-- RECORDS FOR THE TASK start --
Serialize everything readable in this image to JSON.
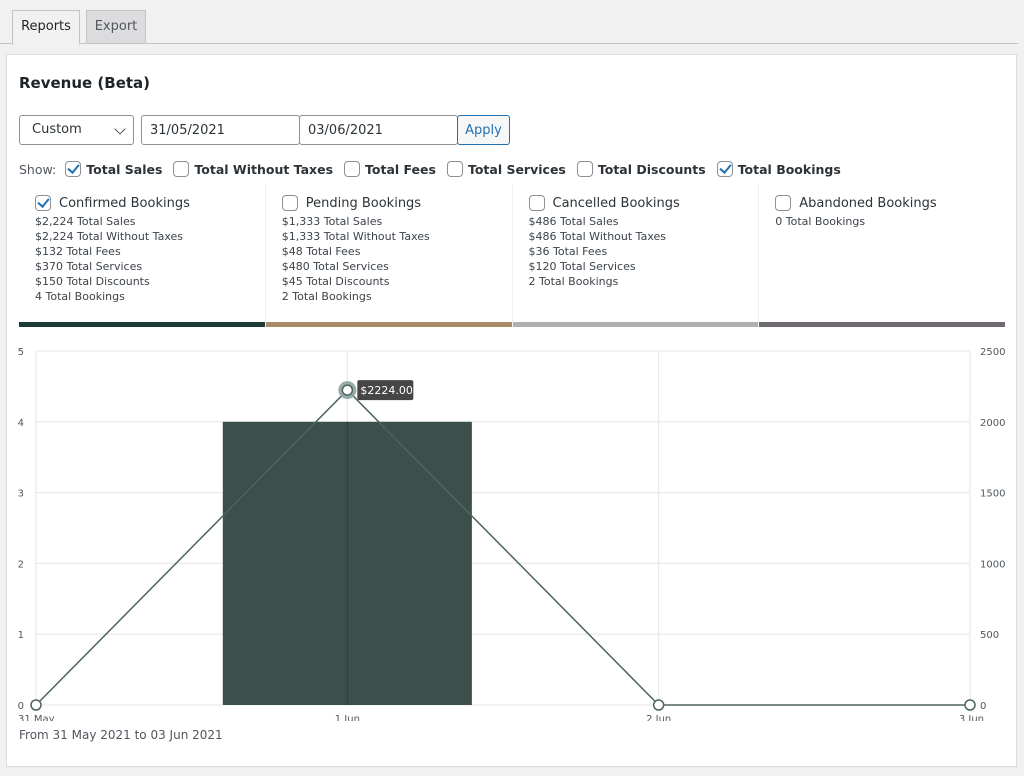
{
  "tabs": [
    {
      "label": "Reports",
      "active": true
    },
    {
      "label": "Export",
      "active": false
    }
  ],
  "panel": {
    "title": "Revenue (Beta)"
  },
  "filters": {
    "range_select": "Custom",
    "date_from": "31/05/2021",
    "date_to": "03/06/2021",
    "apply_label": "Apply"
  },
  "show": {
    "label": "Show:",
    "options": [
      {
        "label": "Total Sales",
        "checked": true
      },
      {
        "label": "Total Without Taxes",
        "checked": false
      },
      {
        "label": "Total Fees",
        "checked": false
      },
      {
        "label": "Total Services",
        "checked": false
      },
      {
        "label": "Total Discounts",
        "checked": false
      },
      {
        "label": "Total Bookings",
        "checked": true
      }
    ]
  },
  "cards": [
    {
      "title": "Confirmed Bookings",
      "checked": true,
      "color": "#1f3b37",
      "metrics": [
        {
          "value": "$2,224",
          "label": "Total Sales"
        },
        {
          "value": "$2,224",
          "label": "Total Without Taxes"
        },
        {
          "value": "$132",
          "label": "Total Fees"
        },
        {
          "value": "$370",
          "label": "Total Services"
        },
        {
          "value": "$150",
          "label": "Total Discounts"
        },
        {
          "value": "4",
          "label": "Total Bookings"
        }
      ]
    },
    {
      "title": "Pending Bookings",
      "checked": false,
      "color": "#a88a66",
      "metrics": [
        {
          "value": "$1,333",
          "label": "Total Sales"
        },
        {
          "value": "$1,333",
          "label": "Total Without Taxes"
        },
        {
          "value": "$48",
          "label": "Total Fees"
        },
        {
          "value": "$480",
          "label": "Total Services"
        },
        {
          "value": "$45",
          "label": "Total Discounts"
        },
        {
          "value": "2",
          "label": "Total Bookings"
        }
      ]
    },
    {
      "title": "Cancelled Bookings",
      "checked": false,
      "color": "#b0b0b0",
      "metrics": [
        {
          "value": "$486",
          "label": "Total Sales"
        },
        {
          "value": "$486",
          "label": "Total Without Taxes"
        },
        {
          "value": "$36",
          "label": "Total Fees"
        },
        {
          "value": "$120",
          "label": "Total Services"
        },
        {
          "value": "2",
          "label": "Total Bookings"
        }
      ]
    },
    {
      "title": "Abandoned Bookings",
      "checked": false,
      "color": "#6f6b70",
      "metrics": [
        {
          "value": "0",
          "label": "Total Bookings"
        }
      ]
    }
  ],
  "chart_data": {
    "type": "bar",
    "categories": [
      "31 May",
      "1 Jun",
      "2 Jun",
      "3 Jun"
    ],
    "series": [
      {
        "name": "Total Bookings",
        "kind": "bar",
        "axis": "left",
        "values": [
          0,
          4,
          0,
          0
        ],
        "color": "#3d4f4a"
      },
      {
        "name": "Total Sales",
        "kind": "line",
        "axis": "right",
        "values": [
          0,
          2224,
          0,
          0
        ],
        "color": "#4b6460"
      }
    ],
    "left_axis": {
      "ylim": [
        0,
        5
      ],
      "ticks": [
        "0",
        "1",
        "2",
        "3",
        "4",
        "5"
      ]
    },
    "right_axis": {
      "ylim": [
        0,
        2500
      ],
      "ticks": [
        "0",
        "500",
        "1000",
        "1500",
        "2000",
        "2500"
      ]
    },
    "tooltip": {
      "category": "1 Jun",
      "text": "$2224.00"
    },
    "grid": true,
    "legend": "none"
  },
  "range_caption": "From 31 May 2021 to 03 Jun 2021"
}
-- RECORDS FOR THE TASK end --
▶ **BRIEF**
Wherever the string "true" appears in the entries above, list that line.

▶ **ANSWER BELOW**
      "active": true
        "checked": true
        "checked": true
      "checked": true,
    "grid": true,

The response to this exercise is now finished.